EXERCISE: Please retype these lines exactly, starting with the line that contains "stringency-segment [521, 552, 525, 562]" and going on through the line that contains "stringency-segment [174, 171, 178, 181]".

··· DATA FOR PROCESSING ···

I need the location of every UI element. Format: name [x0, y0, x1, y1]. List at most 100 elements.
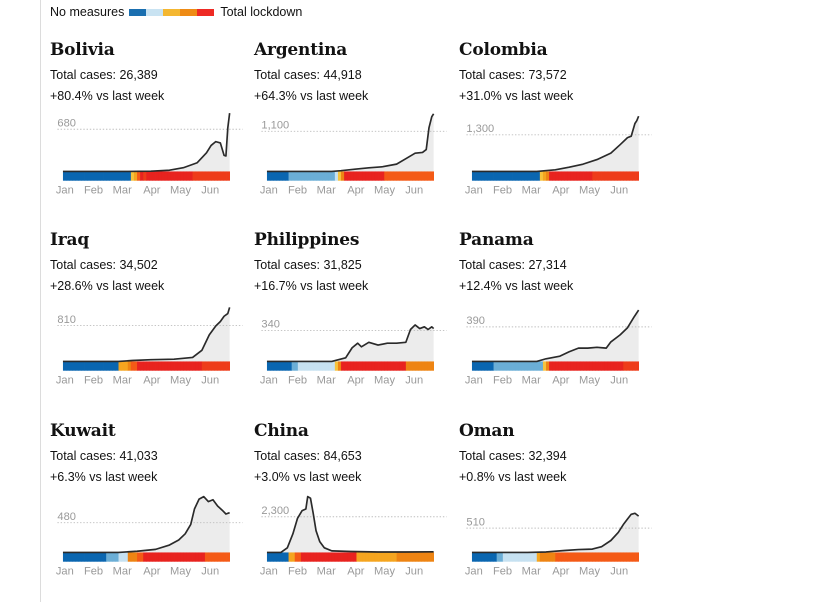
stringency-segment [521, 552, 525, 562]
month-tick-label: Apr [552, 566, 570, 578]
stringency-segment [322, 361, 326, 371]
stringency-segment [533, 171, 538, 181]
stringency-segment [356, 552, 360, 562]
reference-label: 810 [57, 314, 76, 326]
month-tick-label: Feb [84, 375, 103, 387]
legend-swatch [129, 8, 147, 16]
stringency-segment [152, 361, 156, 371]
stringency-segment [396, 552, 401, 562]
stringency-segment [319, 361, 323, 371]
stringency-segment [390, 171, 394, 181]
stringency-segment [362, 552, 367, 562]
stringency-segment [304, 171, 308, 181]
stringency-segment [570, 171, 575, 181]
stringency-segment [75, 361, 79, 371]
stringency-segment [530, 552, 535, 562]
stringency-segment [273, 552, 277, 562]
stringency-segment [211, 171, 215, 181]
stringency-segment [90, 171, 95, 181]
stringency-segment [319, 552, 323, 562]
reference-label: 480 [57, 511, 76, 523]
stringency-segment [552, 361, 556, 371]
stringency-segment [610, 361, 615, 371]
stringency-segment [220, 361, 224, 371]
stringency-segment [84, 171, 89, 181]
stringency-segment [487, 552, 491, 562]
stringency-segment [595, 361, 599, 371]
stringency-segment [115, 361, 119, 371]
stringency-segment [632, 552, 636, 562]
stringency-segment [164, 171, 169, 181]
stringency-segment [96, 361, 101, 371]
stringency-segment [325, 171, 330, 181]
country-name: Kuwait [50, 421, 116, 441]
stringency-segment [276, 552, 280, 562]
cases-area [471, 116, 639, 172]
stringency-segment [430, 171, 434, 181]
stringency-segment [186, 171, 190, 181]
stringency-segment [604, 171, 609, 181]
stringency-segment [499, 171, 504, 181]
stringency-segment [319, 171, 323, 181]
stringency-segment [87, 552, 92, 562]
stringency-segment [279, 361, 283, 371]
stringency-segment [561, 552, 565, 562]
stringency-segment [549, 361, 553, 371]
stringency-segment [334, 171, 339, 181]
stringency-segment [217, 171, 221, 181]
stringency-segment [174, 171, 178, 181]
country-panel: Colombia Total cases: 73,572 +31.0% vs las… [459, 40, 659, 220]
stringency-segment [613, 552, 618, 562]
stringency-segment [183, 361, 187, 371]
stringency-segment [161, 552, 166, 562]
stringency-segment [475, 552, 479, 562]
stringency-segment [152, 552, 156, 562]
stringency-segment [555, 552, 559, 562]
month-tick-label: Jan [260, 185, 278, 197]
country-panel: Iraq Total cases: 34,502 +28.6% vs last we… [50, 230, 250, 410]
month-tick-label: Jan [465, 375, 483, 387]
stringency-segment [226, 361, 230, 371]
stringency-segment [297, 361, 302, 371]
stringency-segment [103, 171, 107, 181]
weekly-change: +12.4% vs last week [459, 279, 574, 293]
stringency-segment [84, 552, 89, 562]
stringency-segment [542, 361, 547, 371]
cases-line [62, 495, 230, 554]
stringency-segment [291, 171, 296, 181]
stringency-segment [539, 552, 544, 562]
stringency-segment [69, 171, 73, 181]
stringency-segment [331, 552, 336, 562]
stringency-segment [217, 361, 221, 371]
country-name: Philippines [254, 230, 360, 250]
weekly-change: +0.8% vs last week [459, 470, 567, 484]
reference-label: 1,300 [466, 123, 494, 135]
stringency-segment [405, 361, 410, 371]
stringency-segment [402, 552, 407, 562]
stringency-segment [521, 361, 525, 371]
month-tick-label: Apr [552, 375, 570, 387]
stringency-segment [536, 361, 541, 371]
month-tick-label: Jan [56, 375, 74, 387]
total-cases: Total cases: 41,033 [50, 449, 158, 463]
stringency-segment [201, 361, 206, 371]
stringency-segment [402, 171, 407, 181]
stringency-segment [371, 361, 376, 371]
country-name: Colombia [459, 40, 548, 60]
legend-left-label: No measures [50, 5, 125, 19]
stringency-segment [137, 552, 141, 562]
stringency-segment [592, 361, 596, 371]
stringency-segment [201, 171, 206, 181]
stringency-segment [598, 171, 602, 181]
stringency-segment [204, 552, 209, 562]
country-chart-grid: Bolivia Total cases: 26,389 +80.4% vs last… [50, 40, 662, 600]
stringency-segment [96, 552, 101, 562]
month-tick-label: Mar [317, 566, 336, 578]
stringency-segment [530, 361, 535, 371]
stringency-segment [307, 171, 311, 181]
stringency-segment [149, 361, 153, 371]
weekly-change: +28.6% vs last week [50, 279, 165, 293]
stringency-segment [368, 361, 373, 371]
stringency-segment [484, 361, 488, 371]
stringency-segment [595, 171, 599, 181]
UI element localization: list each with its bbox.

···
··· DATA FOR PROCESSING ···

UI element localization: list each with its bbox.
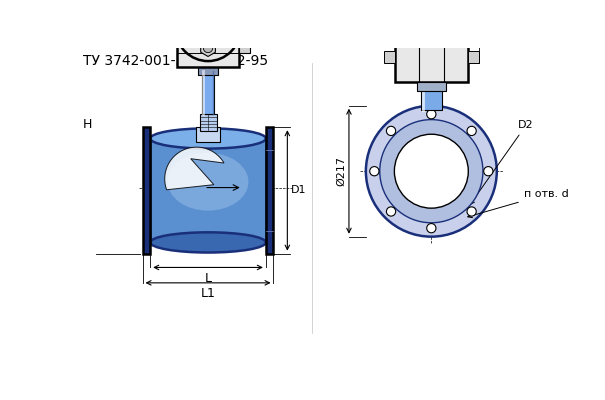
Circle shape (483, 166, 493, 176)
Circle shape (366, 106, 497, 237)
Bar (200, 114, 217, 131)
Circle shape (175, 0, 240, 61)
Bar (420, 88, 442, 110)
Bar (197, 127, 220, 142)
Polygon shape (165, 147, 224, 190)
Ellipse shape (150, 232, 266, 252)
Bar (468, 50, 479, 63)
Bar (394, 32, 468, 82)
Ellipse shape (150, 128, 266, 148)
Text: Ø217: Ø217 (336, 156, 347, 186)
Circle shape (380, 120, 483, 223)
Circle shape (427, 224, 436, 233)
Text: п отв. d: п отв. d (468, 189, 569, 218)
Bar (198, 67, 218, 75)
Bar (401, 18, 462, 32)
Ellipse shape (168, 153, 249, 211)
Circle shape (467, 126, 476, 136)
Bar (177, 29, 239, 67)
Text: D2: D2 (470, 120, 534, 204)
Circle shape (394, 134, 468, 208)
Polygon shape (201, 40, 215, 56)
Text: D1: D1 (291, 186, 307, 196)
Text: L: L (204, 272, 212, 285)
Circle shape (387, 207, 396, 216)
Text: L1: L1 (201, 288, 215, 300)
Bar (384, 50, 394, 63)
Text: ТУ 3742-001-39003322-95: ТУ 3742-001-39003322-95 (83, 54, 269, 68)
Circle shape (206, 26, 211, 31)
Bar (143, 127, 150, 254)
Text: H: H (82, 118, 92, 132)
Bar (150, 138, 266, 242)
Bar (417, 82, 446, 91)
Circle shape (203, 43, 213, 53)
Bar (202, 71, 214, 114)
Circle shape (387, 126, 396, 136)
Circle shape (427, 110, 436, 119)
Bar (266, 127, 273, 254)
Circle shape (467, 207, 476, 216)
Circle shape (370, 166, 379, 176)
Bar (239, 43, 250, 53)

···

WORKED SOLUTION:
stringency-segment [521, 552, 525, 562]
month-tick-label: Apr [552, 566, 570, 578]
stringency-segment [322, 361, 326, 371]
stringency-segment [533, 171, 538, 181]
stringency-segment [356, 552, 360, 562]
reference-label: 810 [57, 314, 76, 326]
month-tick-label: Feb [84, 375, 103, 387]
legend-swatch [129, 8, 147, 16]
stringency-segment [152, 361, 156, 371]
stringency-segment [396, 552, 401, 562]
stringency-segment [319, 361, 323, 371]
stringency-segment [390, 171, 394, 181]
stringency-segment [362, 552, 367, 562]
stringency-segment [304, 171, 308, 181]
stringency-segment [570, 171, 575, 181]
stringency-segment [75, 361, 79, 371]
stringency-segment [530, 552, 535, 562]
stringency-segment [273, 552, 277, 562]
stringency-segment [211, 171, 215, 181]
stringency-segment [90, 171, 95, 181]
stringency-segment [319, 552, 323, 562]
reference-label: 480 [57, 511, 76, 523]
stringency-segment [552, 361, 556, 371]
stringency-segment [610, 361, 615, 371]
stringency-segment [220, 361, 224, 371]
stringency-segment [84, 171, 89, 181]
stringency-segment [487, 552, 491, 562]
stringency-segment [595, 361, 599, 371]
stringency-segment [115, 361, 119, 371]
stringency-segment [632, 552, 636, 562]
stringency-segment [164, 171, 169, 181]
stringency-segment [96, 361, 101, 371]
stringency-segment [325, 171, 330, 181]
country-name: Kuwait [50, 421, 116, 441]
stringency-segment [276, 552, 280, 562]
cases-area [471, 116, 639, 172]
stringency-segment [430, 171, 434, 181]
stringency-segment [186, 171, 190, 181]
stringency-segment [604, 171, 609, 181]
stringency-segment [499, 171, 504, 181]
stringency-segment [319, 171, 323, 181]
stringency-segment [87, 552, 92, 562]
stringency-segment [279, 361, 283, 371]
stringency-segment [561, 552, 565, 562]
stringency-segment [549, 361, 553, 371]
stringency-segment [334, 171, 339, 181]
stringency-segment [217, 171, 221, 181]
stringency-segment [174, 171, 178, 181]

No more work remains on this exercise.